(Records that describe figures)
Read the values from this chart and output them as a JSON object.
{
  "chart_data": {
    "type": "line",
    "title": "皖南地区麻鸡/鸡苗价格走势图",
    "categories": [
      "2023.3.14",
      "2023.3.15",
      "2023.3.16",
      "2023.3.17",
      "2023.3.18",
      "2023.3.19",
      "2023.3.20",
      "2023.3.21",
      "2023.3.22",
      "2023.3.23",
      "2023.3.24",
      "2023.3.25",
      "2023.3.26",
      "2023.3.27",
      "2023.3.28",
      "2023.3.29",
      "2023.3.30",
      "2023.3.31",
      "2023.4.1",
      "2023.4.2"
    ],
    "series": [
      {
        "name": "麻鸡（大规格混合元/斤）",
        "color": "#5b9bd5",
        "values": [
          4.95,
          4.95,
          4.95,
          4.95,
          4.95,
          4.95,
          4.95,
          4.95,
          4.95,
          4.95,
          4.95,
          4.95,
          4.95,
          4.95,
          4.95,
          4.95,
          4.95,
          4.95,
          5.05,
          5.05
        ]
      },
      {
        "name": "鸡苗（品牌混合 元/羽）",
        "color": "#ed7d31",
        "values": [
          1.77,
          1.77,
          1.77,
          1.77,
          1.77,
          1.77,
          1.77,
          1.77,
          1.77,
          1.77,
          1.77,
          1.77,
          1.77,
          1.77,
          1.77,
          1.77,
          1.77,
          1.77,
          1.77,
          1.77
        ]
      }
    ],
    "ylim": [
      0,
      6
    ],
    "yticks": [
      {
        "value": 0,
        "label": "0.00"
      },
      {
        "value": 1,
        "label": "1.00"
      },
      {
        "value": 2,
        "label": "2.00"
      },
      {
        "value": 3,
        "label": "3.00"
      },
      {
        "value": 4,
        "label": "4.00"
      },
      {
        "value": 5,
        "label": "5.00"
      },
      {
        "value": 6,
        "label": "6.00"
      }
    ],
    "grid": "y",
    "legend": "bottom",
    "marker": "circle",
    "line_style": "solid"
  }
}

Exercise goal: Each line above must be printed exactly as it appears.

Result for this task:
Read the values from this chart and output them as a JSON object.
{
  "chart_data": {
    "type": "line",
    "title": "皖南地区麻鸡/鸡苗价格走势图",
    "categories": [
      "2023.3.14",
      "2023.3.15",
      "2023.3.16",
      "2023.3.17",
      "2023.3.18",
      "2023.3.19",
      "2023.3.20",
      "2023.3.21",
      "2023.3.22",
      "2023.3.23",
      "2023.3.24",
      "2023.3.25",
      "2023.3.26",
      "2023.3.27",
      "2023.3.28",
      "2023.3.29",
      "2023.3.30",
      "2023.3.31",
      "2023.4.1",
      "2023.4.2"
    ],
    "series": [
      {
        "name": "麻鸡（大规格混合元/斤）",
        "color": "#5b9bd5",
        "values": [
          4.95,
          4.95,
          4.95,
          4.95,
          4.95,
          4.95,
          4.95,
          4.95,
          4.95,
          4.95,
          4.95,
          4.95,
          4.95,
          4.95,
          4.95,
          4.95,
          4.95,
          4.95,
          5.05,
          5.05
        ]
      },
      {
        "name": "鸡苗（品牌混合 元/羽）",
        "color": "#ed7d31",
        "values": [
          1.77,
          1.77,
          1.77,
          1.77,
          1.77,
          1.77,
          1.77,
          1.77,
          1.77,
          1.77,
          1.77,
          1.77,
          1.77,
          1.77,
          1.77,
          1.77,
          1.77,
          1.77,
          1.77,
          1.77
        ]
      }
    ],
    "ylim": [
      0,
      6
    ],
    "yticks": [
      {
        "value": 0,
        "label": "0.00"
      },
      {
        "value": 1,
        "label": "1.00"
      },
      {
        "value": 2,
        "label": "2.00"
      },
      {
        "value": 3,
        "label": "3.00"
      },
      {
        "value": 4,
        "label": "4.00"
      },
      {
        "value": 5,
        "label": "5.00"
      },
      {
        "value": 6,
        "label": "6.00"
      }
    ],
    "grid": "y",
    "legend": "bottom",
    "marker": "circle",
    "line_style": "solid"
  }
}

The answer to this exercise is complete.